Records for processing:

▬▬▬▬▬▬▬▬▬▬

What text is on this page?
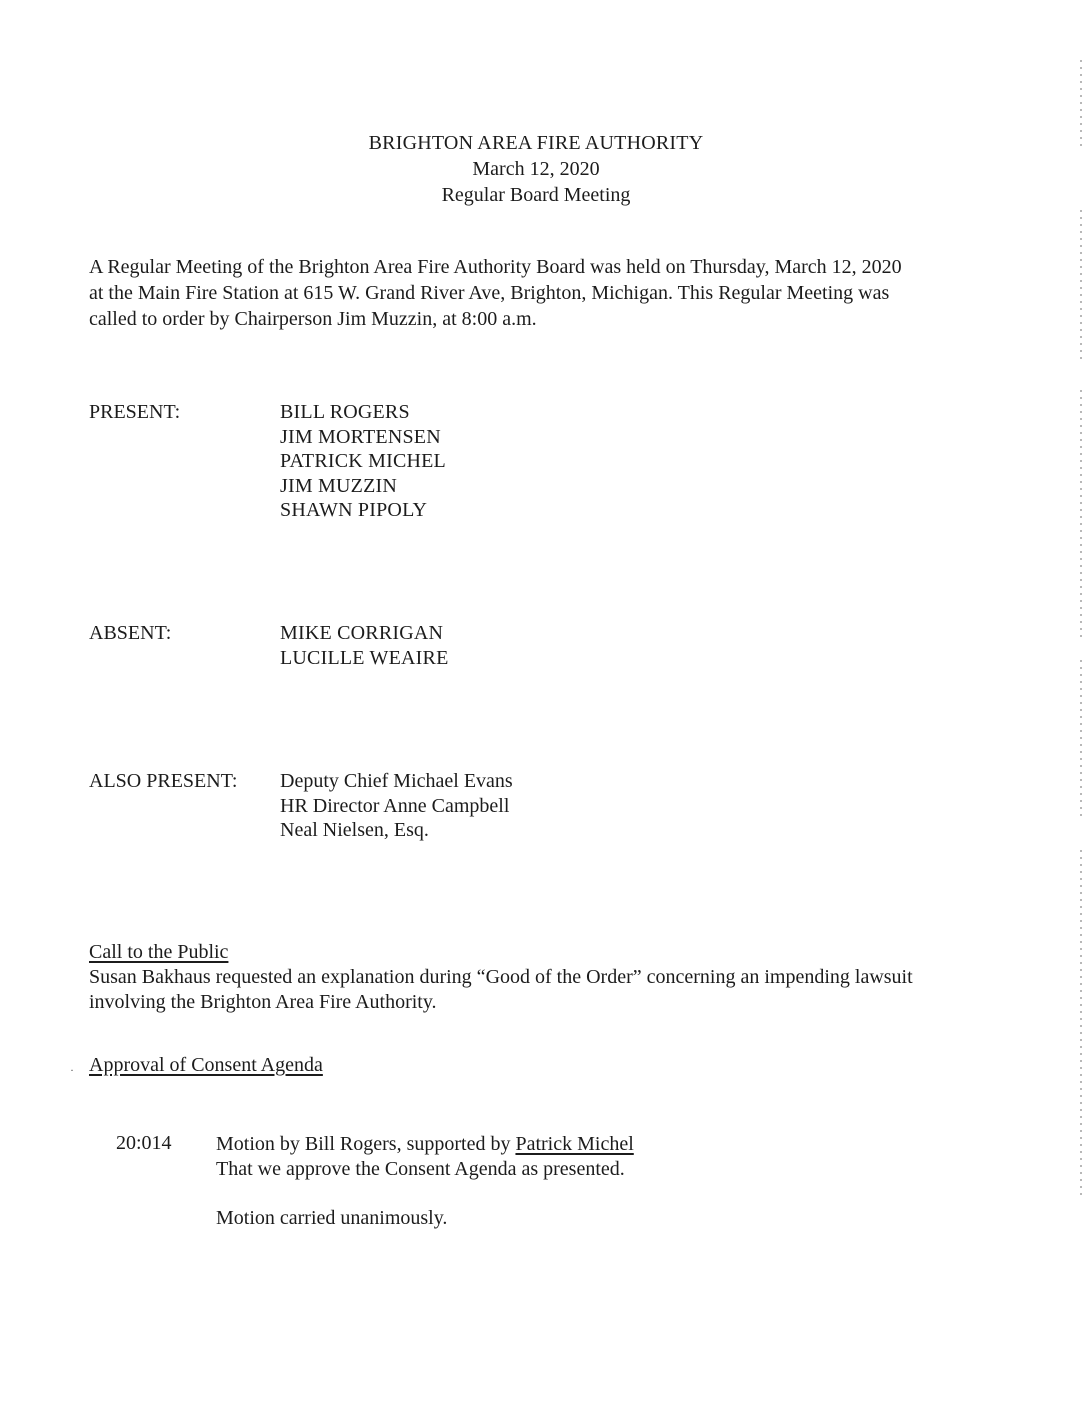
BRIGHTON AREA FIRE AUTHORITY
March 12, 2020
Regular Board Meeting
A Regular Meeting of the Brighton Area Fire Authority Board was held on Thursday, March 12, 2020
at the Main Fire Station at 615 W. Grand River Ave, Brighton, Michigan. This Regular Meeting was
called to order by Chairperson Jim Muzzin, at 8:00 a.m.
PRESENT:	BILL ROGERS
JIM MORTENSEN
PATRICK MICHEL
JIM MUZZIN
SHAWN PIPOLY
ABSENT:	MIKE CORRIGAN
LUCILLE WEAIRE
ALSO PRESENT: Deputy Chief Michael Evans
HR Director Anne Campbell
Neal Nielsen, Esq.
Call to the Public
Susan Bakhaus requested an explanation during “Good of the Order” concerning an impending lawsuit
involving the Brighton Area Fire Authority.
· Approval of Consent Agenda
20:014 Motion by Bill Rogers, supported by Patrick Michel
That we approve the Consent Agenda as presented.
Motion carried unanimously.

▬▬▬▬▬▬▬▬▬▬

Task to carry out: Set the listing down in full and exactly. Pictures within it should not appear in the copy.

Correct result:
What text is on this page?
BRIGHTON AREA FIRE AUTHORITY
March 12, 2020
Regular Board Meeting
A Regular Meeting of the Brighton Area Fire Authority Board was held on Thursday, March 12, 2020
at the Main Fire Station at 615 W. Grand River Ave, Brighton, Michigan. This Regular Meeting was
called to order by Chairperson Jim Muzzin, at 8:00 a.m.
PRESENT:	BILL ROGERS
JIM MORTENSEN
PATRICK MICHEL
JIM MUZZIN
SHAWN PIPOLY
ABSENT:	MIKE CORRIGAN
LUCILLE WEAIRE
ALSO PRESENT: Deputy Chief Michael Evans
HR Director Anne Campbell
Neal Nielsen, Esq.
Call to the Public
Susan Bakhaus requested an explanation during “Good of the Order” concerning an impending lawsuit
involving the Brighton Area Fire Authority.
· Approval of Consent Agenda
20:014 Motion by Bill Rogers, supported by Patrick Michel
That we approve the Consent Agenda as presented.
Motion carried unanimously.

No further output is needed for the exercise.